• Required task: Starting with the line that contains "Read out every word on this page.", write out each line through the end of the listing, unchanged. Output nothing else.

• Material supplied:
===

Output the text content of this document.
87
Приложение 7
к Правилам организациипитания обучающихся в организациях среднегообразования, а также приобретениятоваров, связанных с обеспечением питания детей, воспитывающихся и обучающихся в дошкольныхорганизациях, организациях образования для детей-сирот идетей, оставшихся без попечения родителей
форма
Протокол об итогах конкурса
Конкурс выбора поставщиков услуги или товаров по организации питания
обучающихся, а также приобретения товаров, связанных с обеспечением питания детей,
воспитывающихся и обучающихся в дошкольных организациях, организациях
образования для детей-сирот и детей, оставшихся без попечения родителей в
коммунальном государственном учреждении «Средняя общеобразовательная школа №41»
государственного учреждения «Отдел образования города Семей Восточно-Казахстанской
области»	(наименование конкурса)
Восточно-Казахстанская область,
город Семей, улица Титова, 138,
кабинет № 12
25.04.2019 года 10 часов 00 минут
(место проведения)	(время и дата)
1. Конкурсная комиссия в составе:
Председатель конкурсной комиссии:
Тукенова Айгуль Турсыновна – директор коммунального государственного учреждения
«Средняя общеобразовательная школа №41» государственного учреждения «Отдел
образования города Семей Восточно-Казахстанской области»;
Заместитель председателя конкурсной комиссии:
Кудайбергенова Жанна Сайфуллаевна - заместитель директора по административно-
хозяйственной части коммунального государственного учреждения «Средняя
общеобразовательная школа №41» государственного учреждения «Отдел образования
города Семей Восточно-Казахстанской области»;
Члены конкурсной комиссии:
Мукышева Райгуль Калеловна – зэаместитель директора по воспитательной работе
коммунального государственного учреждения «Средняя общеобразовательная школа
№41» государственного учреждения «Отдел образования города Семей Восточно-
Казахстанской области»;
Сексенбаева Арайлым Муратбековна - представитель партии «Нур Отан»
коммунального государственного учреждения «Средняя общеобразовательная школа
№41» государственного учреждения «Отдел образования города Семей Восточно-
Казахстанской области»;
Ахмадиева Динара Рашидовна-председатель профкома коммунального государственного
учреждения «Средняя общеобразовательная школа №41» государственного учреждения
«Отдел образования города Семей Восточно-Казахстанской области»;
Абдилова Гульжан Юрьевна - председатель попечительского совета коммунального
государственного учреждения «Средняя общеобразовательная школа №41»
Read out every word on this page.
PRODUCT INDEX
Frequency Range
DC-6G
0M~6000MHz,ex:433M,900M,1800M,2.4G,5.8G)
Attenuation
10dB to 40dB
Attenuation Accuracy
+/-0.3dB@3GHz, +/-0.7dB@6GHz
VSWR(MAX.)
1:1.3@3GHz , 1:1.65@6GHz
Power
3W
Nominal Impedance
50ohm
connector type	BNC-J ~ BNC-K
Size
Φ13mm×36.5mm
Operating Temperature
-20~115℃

===

• Solved problem:
Read out every word on this page.
PRODUCT INDEX
Frequency Range
DC-6G
0M~6000MHz,ex:433M,900M,1800M,2.4G,5.8G)
Attenuation
10dB to 40dB
Attenuation Accuracy
+/-0.3dB@3GHz, +/-0.7dB@6GHz
VSWR(MAX.)
1:1.3@3GHz , 1:1.65@6GHz
Power
3W
Nominal Impedance
50ohm
connector type	BNC-J ~ BNC-K
Size
Φ13mm×36.5mm
Operating Temperature
-20~115℃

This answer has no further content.